__Written task__: Retype each entry below, keeping every character the same.
□ □ □ □ □ □ □
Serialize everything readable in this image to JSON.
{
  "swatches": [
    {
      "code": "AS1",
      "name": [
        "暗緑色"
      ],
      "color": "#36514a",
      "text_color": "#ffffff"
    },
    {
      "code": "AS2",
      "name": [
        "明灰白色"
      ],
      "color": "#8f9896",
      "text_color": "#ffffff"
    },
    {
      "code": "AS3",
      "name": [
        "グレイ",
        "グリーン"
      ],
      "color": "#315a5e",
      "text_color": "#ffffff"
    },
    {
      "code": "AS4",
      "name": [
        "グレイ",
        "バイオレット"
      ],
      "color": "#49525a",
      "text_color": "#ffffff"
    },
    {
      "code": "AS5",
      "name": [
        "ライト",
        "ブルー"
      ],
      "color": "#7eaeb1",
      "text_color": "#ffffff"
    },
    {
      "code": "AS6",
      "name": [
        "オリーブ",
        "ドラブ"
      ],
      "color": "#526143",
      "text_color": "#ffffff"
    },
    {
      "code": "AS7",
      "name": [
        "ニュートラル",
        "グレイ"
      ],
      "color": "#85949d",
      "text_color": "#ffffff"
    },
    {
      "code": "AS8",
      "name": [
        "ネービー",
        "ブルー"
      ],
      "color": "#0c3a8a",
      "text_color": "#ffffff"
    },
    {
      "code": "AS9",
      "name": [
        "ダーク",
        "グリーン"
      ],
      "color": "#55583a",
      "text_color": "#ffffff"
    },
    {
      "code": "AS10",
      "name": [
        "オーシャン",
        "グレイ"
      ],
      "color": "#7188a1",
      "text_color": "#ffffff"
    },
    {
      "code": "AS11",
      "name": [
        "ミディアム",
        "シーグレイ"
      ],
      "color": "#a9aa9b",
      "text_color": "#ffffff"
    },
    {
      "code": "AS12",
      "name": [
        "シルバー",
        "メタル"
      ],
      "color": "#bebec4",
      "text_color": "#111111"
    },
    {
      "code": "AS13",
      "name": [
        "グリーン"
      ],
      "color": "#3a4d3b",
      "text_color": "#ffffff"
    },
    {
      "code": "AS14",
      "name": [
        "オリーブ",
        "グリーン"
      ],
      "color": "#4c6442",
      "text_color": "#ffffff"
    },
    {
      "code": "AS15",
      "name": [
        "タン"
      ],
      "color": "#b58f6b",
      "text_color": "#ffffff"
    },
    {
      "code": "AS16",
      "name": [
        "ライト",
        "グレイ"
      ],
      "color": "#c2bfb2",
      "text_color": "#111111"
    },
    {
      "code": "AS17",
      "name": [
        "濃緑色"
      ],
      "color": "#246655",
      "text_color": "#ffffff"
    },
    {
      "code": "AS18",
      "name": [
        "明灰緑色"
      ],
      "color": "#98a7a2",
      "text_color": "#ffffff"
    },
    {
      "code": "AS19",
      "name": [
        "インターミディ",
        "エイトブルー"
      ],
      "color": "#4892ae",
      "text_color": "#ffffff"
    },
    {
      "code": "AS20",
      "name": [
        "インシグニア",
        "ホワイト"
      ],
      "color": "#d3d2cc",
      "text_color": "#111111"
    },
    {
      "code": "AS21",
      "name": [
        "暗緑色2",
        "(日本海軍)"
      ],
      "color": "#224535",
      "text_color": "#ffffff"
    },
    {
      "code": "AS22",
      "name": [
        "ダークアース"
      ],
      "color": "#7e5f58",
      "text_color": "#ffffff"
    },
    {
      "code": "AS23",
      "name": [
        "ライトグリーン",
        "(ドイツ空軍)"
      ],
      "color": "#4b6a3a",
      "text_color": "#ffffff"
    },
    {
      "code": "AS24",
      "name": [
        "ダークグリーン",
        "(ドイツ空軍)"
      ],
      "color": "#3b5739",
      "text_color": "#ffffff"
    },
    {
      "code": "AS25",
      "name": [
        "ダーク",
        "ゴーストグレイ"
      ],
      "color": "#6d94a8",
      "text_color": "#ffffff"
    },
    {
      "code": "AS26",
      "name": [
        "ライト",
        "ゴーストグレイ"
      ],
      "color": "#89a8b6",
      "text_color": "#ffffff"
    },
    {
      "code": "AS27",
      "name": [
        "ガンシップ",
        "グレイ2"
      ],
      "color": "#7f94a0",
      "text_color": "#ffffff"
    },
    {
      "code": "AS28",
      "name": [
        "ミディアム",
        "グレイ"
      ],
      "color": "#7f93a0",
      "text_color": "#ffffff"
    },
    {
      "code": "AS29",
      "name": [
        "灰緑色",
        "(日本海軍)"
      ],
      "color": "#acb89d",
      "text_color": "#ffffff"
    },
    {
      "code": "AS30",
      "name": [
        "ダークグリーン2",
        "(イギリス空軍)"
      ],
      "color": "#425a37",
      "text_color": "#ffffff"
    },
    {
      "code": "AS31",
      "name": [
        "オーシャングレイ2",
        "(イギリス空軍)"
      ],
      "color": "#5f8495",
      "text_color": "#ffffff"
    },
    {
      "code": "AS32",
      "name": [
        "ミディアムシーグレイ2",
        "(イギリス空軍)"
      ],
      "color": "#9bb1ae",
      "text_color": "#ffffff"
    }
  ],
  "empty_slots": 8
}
□ □ □ □ □ □ □
__Response to the task__:
Serialize everything readable in this image to JSON.
{
  "swatches": [
    {
      "code": "AS1",
      "name": [
        "暗緑色"
      ],
      "color": "#36514a",
      "text_color": "#ffffff"
    },
    {
      "code": "AS2",
      "name": [
        "明灰白色"
      ],
      "color": "#8f9896",
      "text_color": "#ffffff"
    },
    {
      "code": "AS3",
      "name": [
        "グレイ",
        "グリーン"
      ],
      "color": "#315a5e",
      "text_color": "#ffffff"
    },
    {
      "code": "AS4",
      "name": [
        "グレイ",
        "バイオレット"
      ],
      "color": "#49525a",
      "text_color": "#ffffff"
    },
    {
      "code": "AS5",
      "name": [
        "ライト",
        "ブルー"
      ],
      "color": "#7eaeb1",
      "text_color": "#ffffff"
    },
    {
      "code": "AS6",
      "name": [
        "オリーブ",
        "ドラブ"
      ],
      "color": "#526143",
      "text_color": "#ffffff"
    },
    {
      "code": "AS7",
      "name": [
        "ニュートラル",
        "グレイ"
      ],
      "color": "#85949d",
      "text_color": "#ffffff"
    },
    {
      "code": "AS8",
      "name": [
        "ネービー",
        "ブルー"
      ],
      "color": "#0c3a8a",
      "text_color": "#ffffff"
    },
    {
      "code": "AS9",
      "name": [
        "ダーク",
        "グリーン"
      ],
      "color": "#55583a",
      "text_color": "#ffffff"
    },
    {
      "code": "AS10",
      "name": [
        "オーシャン",
        "グレイ"
      ],
      "color": "#7188a1",
      "text_color": "#ffffff"
    },
    {
      "code": "AS11",
      "name": [
        "ミディアム",
        "シーグレイ"
      ],
      "color": "#a9aa9b",
      "text_color": "#ffffff"
    },
    {
      "code": "AS12",
      "name": [
        "シルバー",
        "メタル"
      ],
      "color": "#bebec4",
      "text_color": "#111111"
    },
    {
      "code": "AS13",
      "name": [
        "グリーン"
      ],
      "color": "#3a4d3b",
      "text_color": "#ffffff"
    },
    {
      "code": "AS14",
      "name": [
        "オリーブ",
        "グリーン"
      ],
      "color": "#4c6442",
      "text_color": "#ffffff"
    },
    {
      "code": "AS15",
      "name": [
        "タン"
      ],
      "color": "#b58f6b",
      "text_color": "#ffffff"
    },
    {
      "code": "AS16",
      "name": [
        "ライト",
        "グレイ"
      ],
      "color": "#c2bfb2",
      "text_color": "#111111"
    },
    {
      "code": "AS17",
      "name": [
        "濃緑色"
      ],
      "color": "#246655",
      "text_color": "#ffffff"
    },
    {
      "code": "AS18",
      "name": [
        "明灰緑色"
      ],
      "color": "#98a7a2",
      "text_color": "#ffffff"
    },
    {
      "code": "AS19",
      "name": [
        "インターミディ",
        "エイトブルー"
      ],
      "color": "#4892ae",
      "text_color": "#ffffff"
    },
    {
      "code": "AS20",
      "name": [
        "インシグニア",
        "ホワイト"
      ],
      "color": "#d3d2cc",
      "text_color": "#111111"
    },
    {
      "code": "AS21",
      "name": [
        "暗緑色2",
        "(日本海軍)"
      ],
      "color": "#224535",
      "text_color": "#ffffff"
    },
    {
      "code": "AS22",
      "name": [
        "ダークアース"
      ],
      "color": "#7e5f58",
      "text_color": "#ffffff"
    },
    {
      "code": "AS23",
      "name": [
        "ライトグリーン",
        "(ドイツ空軍)"
      ],
      "color": "#4b6a3a",
      "text_color": "#ffffff"
    },
    {
      "code": "AS24",
      "name": [
        "ダークグリーン",
        "(ドイツ空軍)"
      ],
      "color": "#3b5739",
      "text_color": "#ffffff"
    },
    {
      "code": "AS25",
      "name": [
        "ダーク",
        "ゴーストグレイ"
      ],
      "color": "#6d94a8",
      "text_color": "#ffffff"
    },
    {
      "code": "AS26",
      "name": [
        "ライト",
        "ゴーストグレイ"
      ],
      "color": "#89a8b6",
      "text_color": "#ffffff"
    },
    {
      "code": "AS27",
      "name": [
        "ガンシップ",
        "グレイ2"
      ],
      "color": "#7f94a0",
      "text_color": "#ffffff"
    },
    {
      "code": "AS28",
      "name": [
        "ミディアム",
        "グレイ"
      ],
      "color": "#7f93a0",
      "text_color": "#ffffff"
    },
    {
      "code": "AS29",
      "name": [
        "灰緑色",
        "(日本海軍)"
      ],
      "color": "#acb89d",
      "text_color": "#ffffff"
    },
    {
      "code": "AS30",
      "name": [
        "ダークグリーン2",
        "(イギリス空軍)"
      ],
      "color": "#425a37",
      "text_color": "#ffffff"
    },
    {
      "code": "AS31",
      "name": [
        "オーシャングレイ2",
        "(イギリス空軍)"
      ],
      "color": "#5f8495",
      "text_color": "#ffffff"
    },
    {
      "code": "AS32",
      "name": [
        "ミディアムシーグレイ2",
        "(イギリス空軍)"
      ],
      "color": "#9bb1ae",
      "text_color": "#ffffff"
    }
  ],
  "empty_slots": 8
}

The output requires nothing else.